>> Begin RAW DATA

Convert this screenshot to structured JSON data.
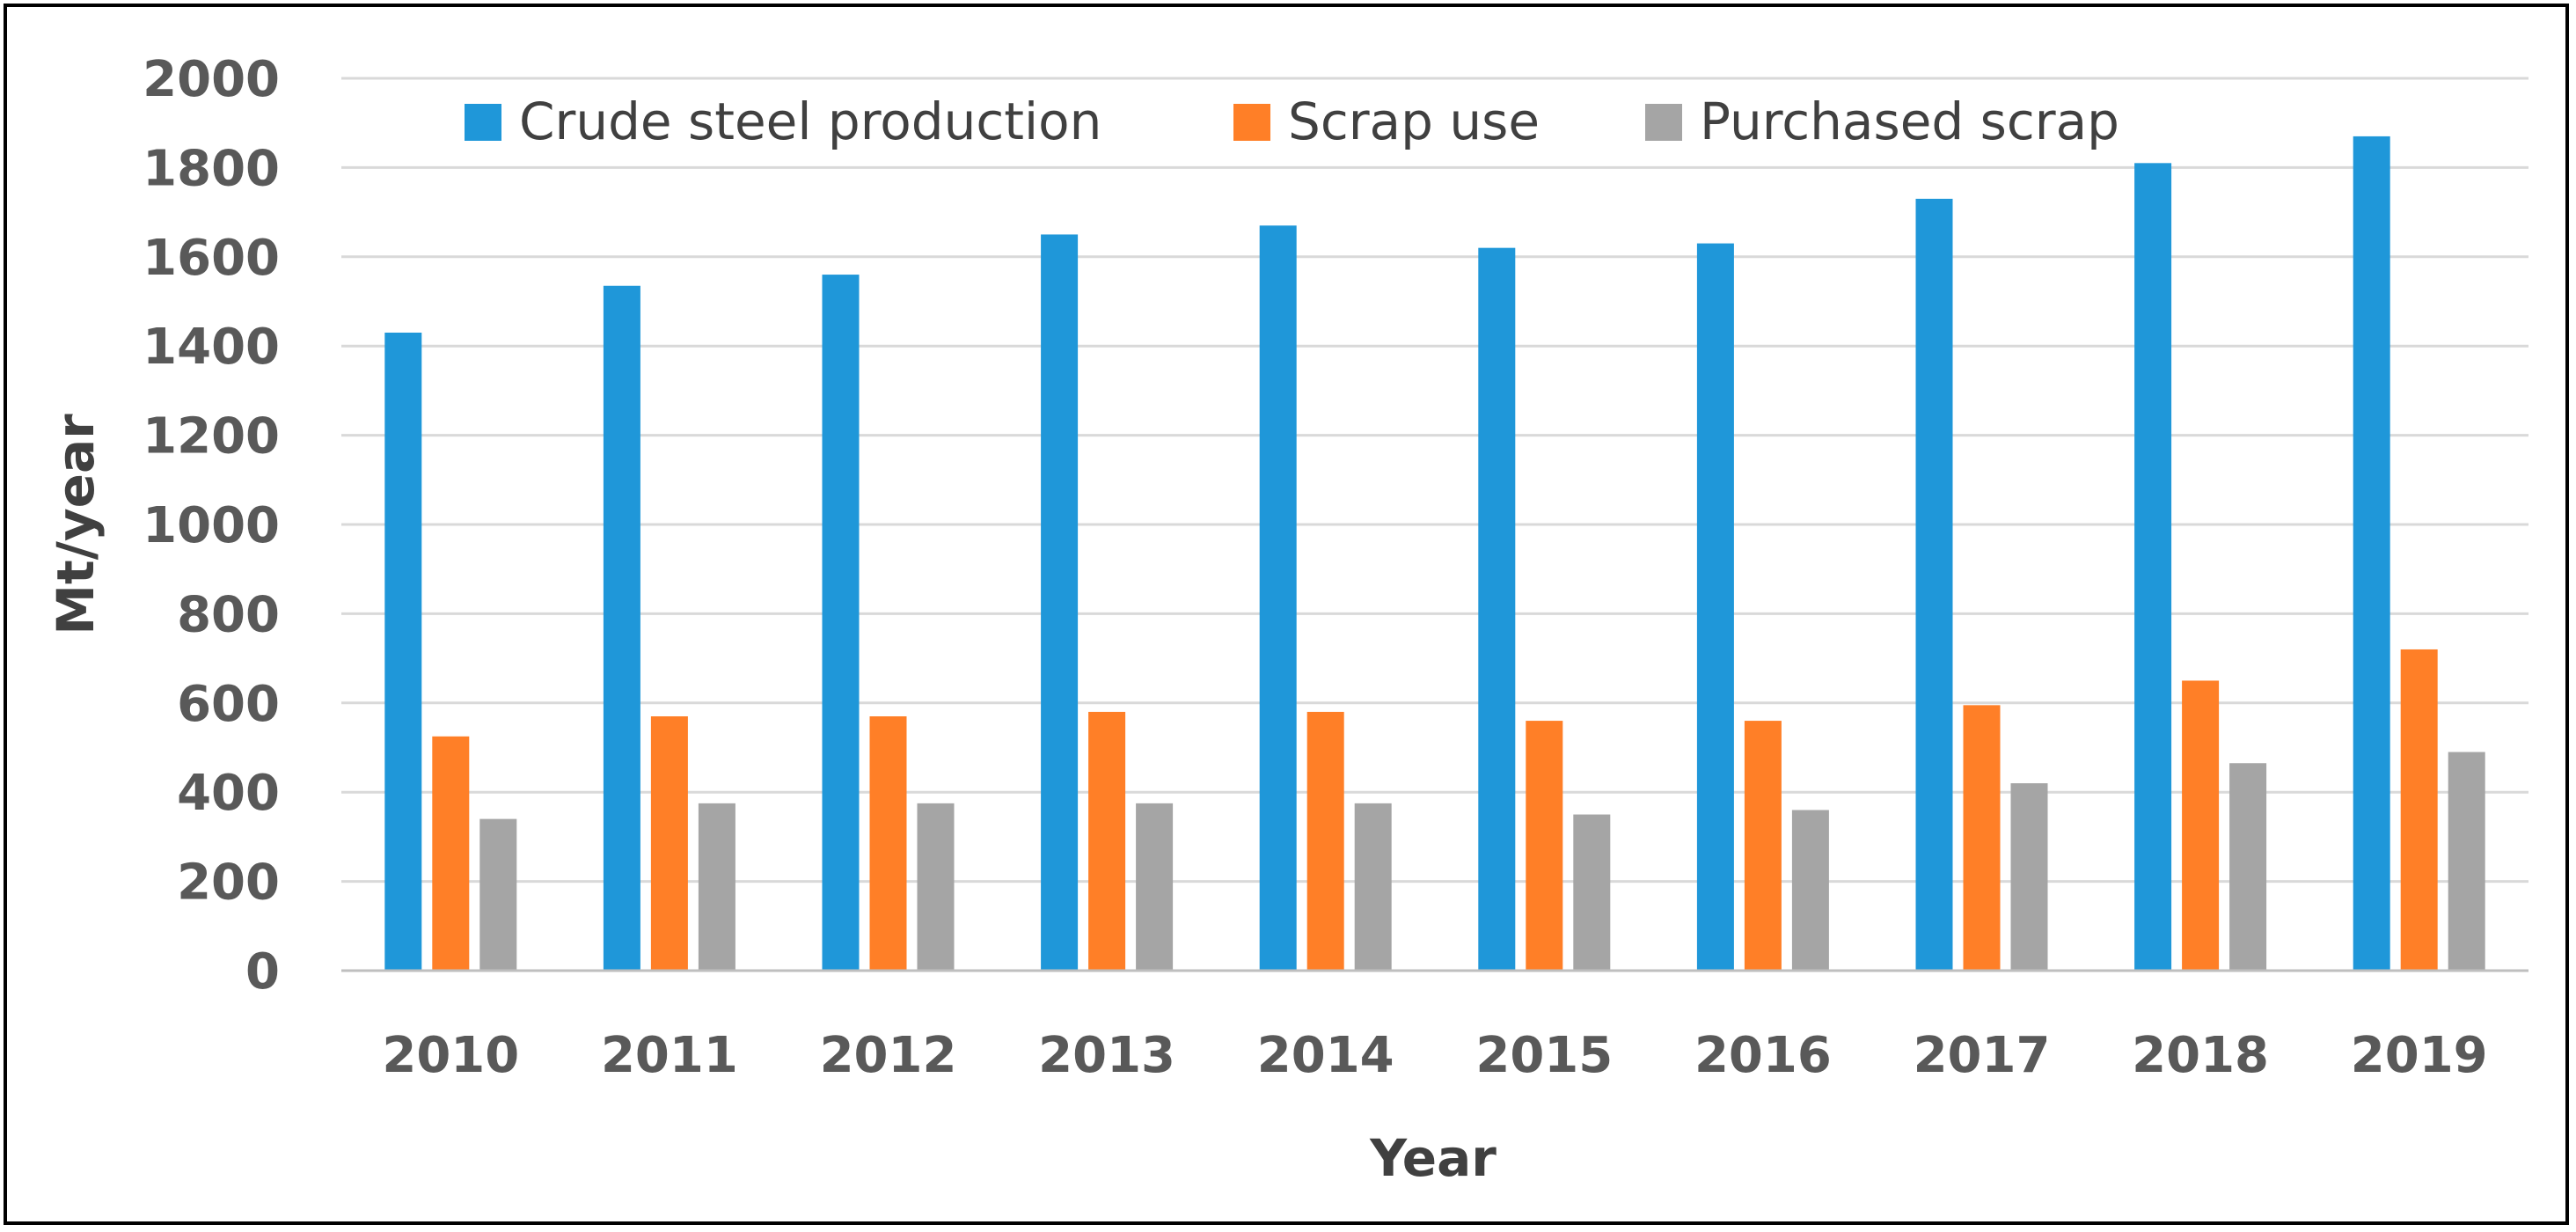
{
  "chart_data": {
    "type": "bar",
    "title": "",
    "xlabel": "Year",
    "ylabel": "Mt/year",
    "ylim": [
      0,
      2000
    ],
    "yticks": [
      0,
      200,
      400,
      600,
      800,
      1000,
      1200,
      1400,
      1600,
      1800,
      2000
    ],
    "grid": true,
    "legend_position": "top",
    "categories": [
      "2010",
      "2011",
      "2012",
      "2013",
      "2014",
      "2015",
      "2016",
      "2017",
      "2018",
      "2019"
    ],
    "series": [
      {
        "name": "Crude steel production",
        "color": "#1f97d9",
        "values": [
          1430,
          1535,
          1560,
          1650,
          1670,
          1620,
          1630,
          1730,
          1810,
          1870
        ]
      },
      {
        "name": "Scrap use",
        "color": "#ff7f27",
        "values": [
          525,
          570,
          570,
          580,
          580,
          560,
          560,
          595,
          650,
          720
        ]
      },
      {
        "name": "Purchased scrap",
        "color": "#a5a5a5",
        "values": [
          340,
          375,
          375,
          375,
          375,
          350,
          360,
          420,
          465,
          490
        ]
      }
    ]
  }
}
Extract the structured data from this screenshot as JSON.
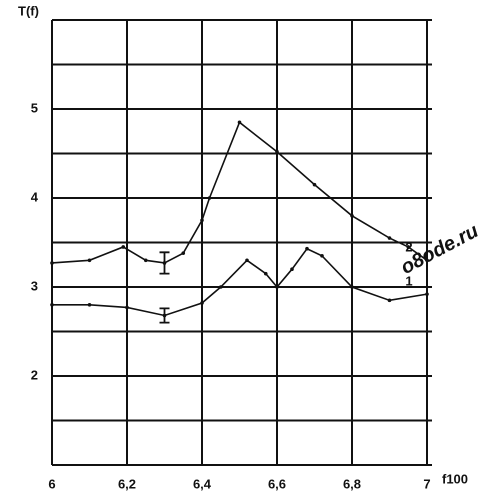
{
  "chart_data": {
    "type": "line",
    "y_label": "T(f)",
    "x_label": "f100",
    "watermark": "o8ode.ru",
    "xlim": [
      6,
      7
    ],
    "ylim": [
      1,
      6
    ],
    "xticks": [
      {
        "value": 6,
        "label": "6"
      },
      {
        "value": 6.2,
        "label": "6,2"
      },
      {
        "value": 6.4,
        "label": "6,4"
      },
      {
        "value": 6.6,
        "label": "6,6"
      },
      {
        "value": 6.8,
        "label": "6,8"
      },
      {
        "value": 7,
        "label": "7"
      }
    ],
    "yticks": [
      2,
      3,
      4,
      5
    ],
    "y_minor_ticks": [
      1.5,
      2.5,
      3.5,
      4.5,
      5.5,
      6
    ],
    "grid": true,
    "series": [
      {
        "name": "1",
        "color": "#111111",
        "x": [
          6,
          6.1,
          6.2,
          6.3,
          6.4,
          6.45,
          6.52,
          6.57,
          6.6,
          6.64,
          6.68,
          6.72,
          6.8,
          6.9,
          7
        ],
        "values": [
          2.8,
          2.8,
          2.77,
          2.68,
          2.82,
          3.0,
          3.3,
          3.15,
          3.0,
          3.2,
          3.43,
          3.35,
          3.0,
          2.85,
          2.92
        ],
        "errors": [
          null,
          null,
          null,
          0.08,
          null,
          null,
          null,
          null,
          null,
          null,
          null,
          null,
          null,
          null,
          null
        ]
      },
      {
        "name": "2",
        "color": "#111111",
        "x": [
          6,
          6.1,
          6.19,
          6.25,
          6.3,
          6.35,
          6.4,
          6.42,
          6.5,
          6.6,
          6.7,
          6.8,
          6.9,
          6.95,
          7
        ],
        "values": [
          3.27,
          3.3,
          3.45,
          3.3,
          3.27,
          3.38,
          3.75,
          4.0,
          4.85,
          4.52,
          4.15,
          3.8,
          3.55,
          3.45,
          3.3
        ],
        "errors": [
          null,
          null,
          null,
          null,
          0.12,
          null,
          null,
          null,
          null,
          null,
          null,
          null,
          null,
          null,
          null
        ]
      }
    ]
  }
}
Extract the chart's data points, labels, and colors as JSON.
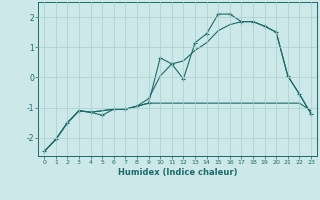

>> End RAW DATA

## WORK REQUIRED
Across the entries, how many lines hold the word "Extract"? Say only the number.

## THE SOLUTION
2